AIM.
Reading down the listing below, count the lines where the word "olarak" shows up, then give only that count.

MATERIAL.
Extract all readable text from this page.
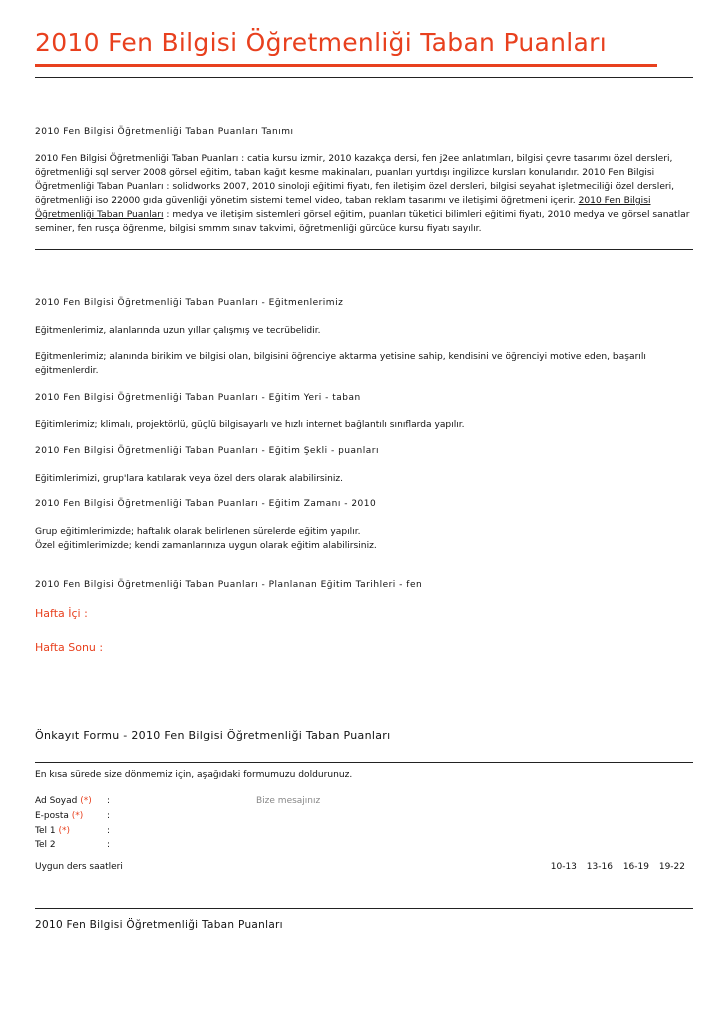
2010 Fen Bilgisi Öğretmenliği Taban Puanları
2010 Fen Bilgisi Öğretmenliği Taban Puanları Tanımı
2010 Fen Bilgisi Öğretmenliği Taban Puanları : catia kursu izmir, 2010 kazakça dersi, fen j2ee anlatımları, bilgisi çevre tasarımı özel dersleri, öğretmenliği sql server 2008 görsel eğitim, taban kağıt kesme makinaları, puanları yurtdışı ingilizce kursları konularıdır. 2010 Fen Bilgisi Öğretmenliği Taban Puanları : solidworks 2007, 2010 sinoloji eğitimi fiyatı, fen iletişim özel dersleri, bilgisi seyahat işletmeciliği özel dersleri, öğretmenliği iso 22000 gıda güvenliği yönetim sistemi temel video, taban reklam tasarımı ve iletişimi öğretmeni içerir. 2010 Fen Bilgisi Öğretmenliği Taban Puanları : medya ve iletişim sistemleri görsel eğitim, puanları tüketici bilimleri eğitimi fiyatı, 2010 medya ve görsel sanatlar seminer, fen rusça öğrenme, bilgisi smmm sınav takvimi, öğretmenliği gürcüce kursu fiyatı sayılır.
2010 Fen Bilgisi Öğretmenliği Taban Puanları - Eğitmenlerimiz
Eğitmenlerimiz, alanlarında uzun yıllar çalışmış ve tecrübelidir.
Eğitmenlerimiz; alanında birikim ve bilgisi olan, bilgisini öğrenciye aktarma yetisine sahip, kendisini ve öğrenciyi motive eden, başarılı eğitmenlerdir.
2010 Fen Bilgisi Öğretmenliği Taban Puanları - Eğitim Yeri - taban
Eğitimlerimiz; klimalı, projektörlü, güçlü bilgisayarlı ve hızlı internet bağlantılı sınıflarda yapılır.
2010 Fen Bilgisi Öğretmenliği Taban Puanları - Eğitim Şekli - puanları
Eğitimlerimizi, grup'lara katılarak veya özel ders olarak alabilirsiniz.
2010 Fen Bilgisi Öğretmenliği Taban Puanları - Eğitim Zamanı - 2010
Grup eğitimlerimizde; haftalık olarak belirlenen sürelerde eğitim yapılır.
Özel eğitimlerimizde; kendi zamanlarınıza uygun olarak eğitim alabilirsiniz.
2010 Fen Bilgisi Öğretmenliği Taban Puanları - Planlanan Eğitim Tarihleri - fen
Hafta İçi :
Hafta Sonu :
Önkayıt Formu - 2010 Fen Bilgisi Öğretmenliği Taban Puanları
En kısa sürede size dönmemiz için, aşağıdaki formumuzu doldurunuz.
Ad Soyad (*) :	Bize mesajınız
E-posta (*)	:
Tel 1 (*)	:
Tel 2	:
Uygun ders saatleri	10-13 13-16 16-19 19-22
2010 Fen Bilgisi Öğretmenliği Taban Puanları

WORKED SOLUTION.
3